§ **Goal of the exercise**
Omit the images, then print each record below exactly as it reads.

§ **Records to process**
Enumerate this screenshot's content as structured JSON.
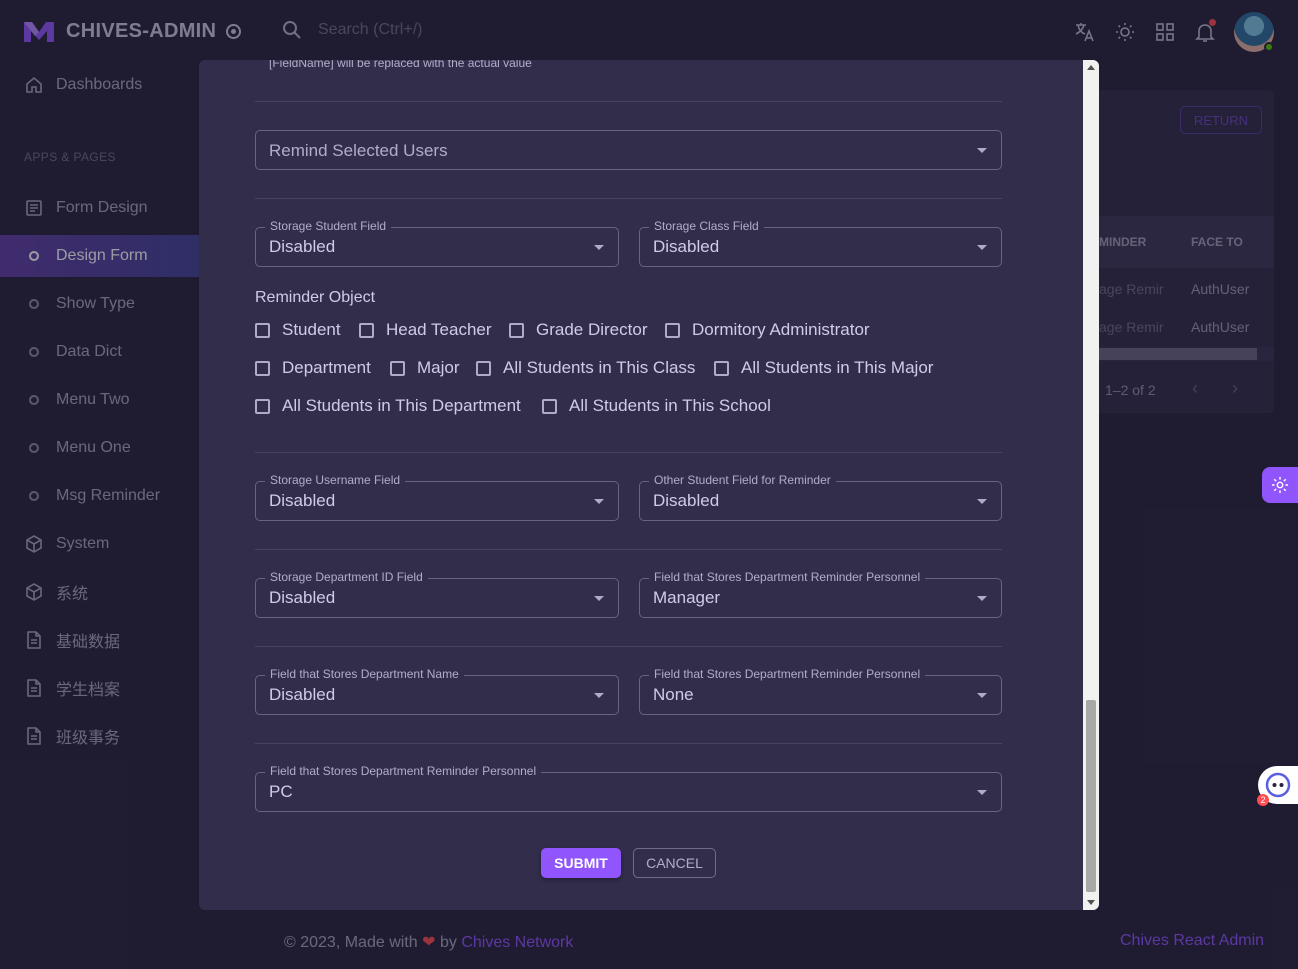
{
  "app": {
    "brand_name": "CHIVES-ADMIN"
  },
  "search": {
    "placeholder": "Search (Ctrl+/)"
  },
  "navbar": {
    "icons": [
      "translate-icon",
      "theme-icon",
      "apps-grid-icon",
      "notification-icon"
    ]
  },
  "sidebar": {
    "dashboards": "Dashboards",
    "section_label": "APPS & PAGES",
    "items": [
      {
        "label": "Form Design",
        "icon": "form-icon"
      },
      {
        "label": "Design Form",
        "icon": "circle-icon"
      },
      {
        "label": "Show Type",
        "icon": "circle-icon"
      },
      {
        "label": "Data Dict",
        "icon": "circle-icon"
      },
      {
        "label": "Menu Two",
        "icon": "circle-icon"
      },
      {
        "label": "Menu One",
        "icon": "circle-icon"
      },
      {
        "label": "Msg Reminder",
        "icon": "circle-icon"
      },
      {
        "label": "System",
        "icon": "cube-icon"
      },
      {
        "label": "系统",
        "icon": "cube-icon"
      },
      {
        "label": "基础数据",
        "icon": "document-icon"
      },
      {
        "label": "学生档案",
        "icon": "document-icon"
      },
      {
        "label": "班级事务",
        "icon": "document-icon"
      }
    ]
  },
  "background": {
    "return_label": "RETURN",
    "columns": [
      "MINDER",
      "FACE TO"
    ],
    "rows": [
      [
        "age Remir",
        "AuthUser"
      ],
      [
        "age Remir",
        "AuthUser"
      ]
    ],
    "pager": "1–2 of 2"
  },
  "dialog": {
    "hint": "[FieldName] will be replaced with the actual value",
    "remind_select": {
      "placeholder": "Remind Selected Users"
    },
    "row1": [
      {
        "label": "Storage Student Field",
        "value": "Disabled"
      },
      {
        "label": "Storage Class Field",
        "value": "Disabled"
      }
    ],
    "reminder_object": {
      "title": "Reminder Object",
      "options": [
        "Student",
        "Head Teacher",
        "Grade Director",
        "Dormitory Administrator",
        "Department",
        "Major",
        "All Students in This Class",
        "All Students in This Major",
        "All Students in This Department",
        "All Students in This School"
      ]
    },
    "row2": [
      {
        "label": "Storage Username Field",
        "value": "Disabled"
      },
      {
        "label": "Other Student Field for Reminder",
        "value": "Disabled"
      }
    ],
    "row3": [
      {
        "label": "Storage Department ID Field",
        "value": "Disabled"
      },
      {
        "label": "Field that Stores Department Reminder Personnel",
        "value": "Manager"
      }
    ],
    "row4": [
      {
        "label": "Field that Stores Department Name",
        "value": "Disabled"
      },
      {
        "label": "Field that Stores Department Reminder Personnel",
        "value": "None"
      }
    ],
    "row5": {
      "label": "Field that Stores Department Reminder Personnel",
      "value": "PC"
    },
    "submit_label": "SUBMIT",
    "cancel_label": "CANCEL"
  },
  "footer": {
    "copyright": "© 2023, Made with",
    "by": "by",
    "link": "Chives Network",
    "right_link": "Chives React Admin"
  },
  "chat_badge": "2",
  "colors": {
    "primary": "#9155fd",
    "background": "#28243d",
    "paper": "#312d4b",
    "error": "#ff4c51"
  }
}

§ **Exercise result**
Enumerate this screenshot's content as structured JSON.
{
  "app": {
    "brand_name": "CHIVES-ADMIN"
  },
  "search": {
    "placeholder": "Search (Ctrl+/)"
  },
  "navbar": {
    "icons": [
      "translate-icon",
      "theme-icon",
      "apps-grid-icon",
      "notification-icon"
    ]
  },
  "sidebar": {
    "dashboards": "Dashboards",
    "section_label": "APPS & PAGES",
    "items": [
      {
        "label": "Form Design",
        "icon": "form-icon"
      },
      {
        "label": "Design Form",
        "icon": "circle-icon"
      },
      {
        "label": "Show Type",
        "icon": "circle-icon"
      },
      {
        "label": "Data Dict",
        "icon": "circle-icon"
      },
      {
        "label": "Menu Two",
        "icon": "circle-icon"
      },
      {
        "label": "Menu One",
        "icon": "circle-icon"
      },
      {
        "label": "Msg Reminder",
        "icon": "circle-icon"
      },
      {
        "label": "System",
        "icon": "cube-icon"
      },
      {
        "label": "系统",
        "icon": "cube-icon"
      },
      {
        "label": "基础数据",
        "icon": "document-icon"
      },
      {
        "label": "学生档案",
        "icon": "document-icon"
      },
      {
        "label": "班级事务",
        "icon": "document-icon"
      }
    ]
  },
  "background": {
    "return_label": "RETURN",
    "columns": [
      "MINDER",
      "FACE TO"
    ],
    "rows": [
      [
        "age Remir",
        "AuthUser"
      ],
      [
        "age Remir",
        "AuthUser"
      ]
    ],
    "pager": "1–2 of 2"
  },
  "dialog": {
    "hint": "[FieldName] will be replaced with the actual value",
    "remind_select": {
      "placeholder": "Remind Selected Users"
    },
    "row1": [
      {
        "label": "Storage Student Field",
        "value": "Disabled"
      },
      {
        "label": "Storage Class Field",
        "value": "Disabled"
      }
    ],
    "reminder_object": {
      "title": "Reminder Object",
      "options": [
        "Student",
        "Head Teacher",
        "Grade Director",
        "Dormitory Administrator",
        "Department",
        "Major",
        "All Students in This Class",
        "All Students in This Major",
        "All Students in This Department",
        "All Students in This School"
      ]
    },
    "row2": [
      {
        "label": "Storage Username Field",
        "value": "Disabled"
      },
      {
        "label": "Other Student Field for Reminder",
        "value": "Disabled"
      }
    ],
    "row3": [
      {
        "label": "Storage Department ID Field",
        "value": "Disabled"
      },
      {
        "label": "Field that Stores Department Reminder Personnel",
        "value": "Manager"
      }
    ],
    "row4": [
      {
        "label": "Field that Stores Department Name",
        "value": "Disabled"
      },
      {
        "label": "Field that Stores Department Reminder Personnel",
        "value": "None"
      }
    ],
    "row5": {
      "label": "Field that Stores Department Reminder Personnel",
      "value": "PC"
    },
    "submit_label": "SUBMIT",
    "cancel_label": "CANCEL"
  },
  "footer": {
    "copyright": "© 2023, Made with",
    "by": "by",
    "link": "Chives Network",
    "right_link": "Chives React Admin"
  },
  "chat_badge": "2",
  "colors": {
    "primary": "#9155fd",
    "background": "#28243d",
    "paper": "#312d4b",
    "error": "#ff4c51"
  }
}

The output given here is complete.